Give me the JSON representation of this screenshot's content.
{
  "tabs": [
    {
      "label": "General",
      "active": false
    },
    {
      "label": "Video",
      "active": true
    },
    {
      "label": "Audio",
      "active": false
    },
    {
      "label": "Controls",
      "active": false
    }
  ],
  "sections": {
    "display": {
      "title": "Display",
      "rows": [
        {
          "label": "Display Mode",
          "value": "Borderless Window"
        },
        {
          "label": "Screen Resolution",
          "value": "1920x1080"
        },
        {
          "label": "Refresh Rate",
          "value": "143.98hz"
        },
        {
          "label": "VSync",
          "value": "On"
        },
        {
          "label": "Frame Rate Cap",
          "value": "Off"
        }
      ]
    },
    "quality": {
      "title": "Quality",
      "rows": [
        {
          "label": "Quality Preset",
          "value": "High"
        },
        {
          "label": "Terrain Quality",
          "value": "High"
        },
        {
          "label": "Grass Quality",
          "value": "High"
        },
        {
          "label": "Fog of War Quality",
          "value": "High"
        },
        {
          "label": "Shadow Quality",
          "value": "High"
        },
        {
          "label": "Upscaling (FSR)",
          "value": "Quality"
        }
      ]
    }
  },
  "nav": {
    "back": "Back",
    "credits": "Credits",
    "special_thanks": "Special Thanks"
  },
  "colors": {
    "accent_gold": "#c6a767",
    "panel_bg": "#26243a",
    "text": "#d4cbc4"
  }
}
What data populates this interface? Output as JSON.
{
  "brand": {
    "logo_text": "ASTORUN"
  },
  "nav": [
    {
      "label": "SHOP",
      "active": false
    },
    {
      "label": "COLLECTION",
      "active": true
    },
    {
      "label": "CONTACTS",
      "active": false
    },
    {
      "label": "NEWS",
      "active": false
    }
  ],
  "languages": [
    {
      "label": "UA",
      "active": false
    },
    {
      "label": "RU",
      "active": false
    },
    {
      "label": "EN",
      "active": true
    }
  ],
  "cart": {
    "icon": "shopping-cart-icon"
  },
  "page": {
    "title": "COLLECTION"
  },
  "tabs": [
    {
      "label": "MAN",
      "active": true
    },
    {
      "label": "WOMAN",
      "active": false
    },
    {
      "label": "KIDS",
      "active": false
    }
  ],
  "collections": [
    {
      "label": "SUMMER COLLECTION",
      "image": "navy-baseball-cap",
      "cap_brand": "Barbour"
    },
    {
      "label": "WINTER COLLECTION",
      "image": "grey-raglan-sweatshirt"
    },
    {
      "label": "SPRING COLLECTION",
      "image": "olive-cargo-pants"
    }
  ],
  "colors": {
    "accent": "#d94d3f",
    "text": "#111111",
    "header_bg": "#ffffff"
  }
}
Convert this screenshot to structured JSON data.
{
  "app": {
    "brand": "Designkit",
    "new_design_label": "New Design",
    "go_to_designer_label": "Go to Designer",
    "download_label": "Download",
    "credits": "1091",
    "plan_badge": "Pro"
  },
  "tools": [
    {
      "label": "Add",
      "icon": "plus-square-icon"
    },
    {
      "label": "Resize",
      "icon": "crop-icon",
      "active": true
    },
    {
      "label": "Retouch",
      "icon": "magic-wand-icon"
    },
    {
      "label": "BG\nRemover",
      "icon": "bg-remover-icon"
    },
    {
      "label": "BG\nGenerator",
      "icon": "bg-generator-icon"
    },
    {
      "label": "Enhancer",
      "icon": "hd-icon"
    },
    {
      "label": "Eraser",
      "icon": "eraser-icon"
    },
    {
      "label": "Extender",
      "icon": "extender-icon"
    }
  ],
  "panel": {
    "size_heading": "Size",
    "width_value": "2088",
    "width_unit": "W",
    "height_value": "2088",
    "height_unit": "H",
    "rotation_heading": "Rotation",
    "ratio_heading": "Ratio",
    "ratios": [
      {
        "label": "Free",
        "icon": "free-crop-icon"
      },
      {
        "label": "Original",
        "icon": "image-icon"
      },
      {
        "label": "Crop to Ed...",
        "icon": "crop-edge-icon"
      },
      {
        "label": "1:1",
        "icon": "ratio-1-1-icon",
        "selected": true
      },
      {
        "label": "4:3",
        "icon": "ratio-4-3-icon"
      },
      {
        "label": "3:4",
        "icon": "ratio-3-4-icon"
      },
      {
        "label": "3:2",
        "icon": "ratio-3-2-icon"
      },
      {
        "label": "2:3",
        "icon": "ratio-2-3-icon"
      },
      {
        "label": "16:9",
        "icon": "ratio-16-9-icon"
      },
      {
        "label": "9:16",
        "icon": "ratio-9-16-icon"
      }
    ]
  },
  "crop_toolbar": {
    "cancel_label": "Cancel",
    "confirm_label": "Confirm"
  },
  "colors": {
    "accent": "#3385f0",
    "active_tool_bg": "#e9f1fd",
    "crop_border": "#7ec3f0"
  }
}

----------------

Of the lines in the records, determine how many contain the word "data", and report that number alone.

◆ **Exercise response**
2